**TASK DIRECTIONS:** Repeat precisely, and only, the lines between the line containing "Transcribe the text in this document." and the end of the listing below, both ends included.

**MATERIAL SUPPLIED:**
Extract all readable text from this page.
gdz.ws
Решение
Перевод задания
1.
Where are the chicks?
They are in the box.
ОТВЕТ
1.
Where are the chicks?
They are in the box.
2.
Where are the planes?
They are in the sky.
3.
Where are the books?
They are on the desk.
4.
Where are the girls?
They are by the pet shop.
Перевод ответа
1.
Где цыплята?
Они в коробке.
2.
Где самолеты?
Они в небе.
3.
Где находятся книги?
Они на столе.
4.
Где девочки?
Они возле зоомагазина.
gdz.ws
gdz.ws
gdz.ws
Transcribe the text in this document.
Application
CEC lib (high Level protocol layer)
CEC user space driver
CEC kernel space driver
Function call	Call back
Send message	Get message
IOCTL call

**WRITTEN RESPONSE:**
Transcribe the text in this document.
Application
CEC lib (high Level protocol layer)
CEC user space driver
CEC kernel space driver
Function call	Call back
Send message	Get message
IOCTL call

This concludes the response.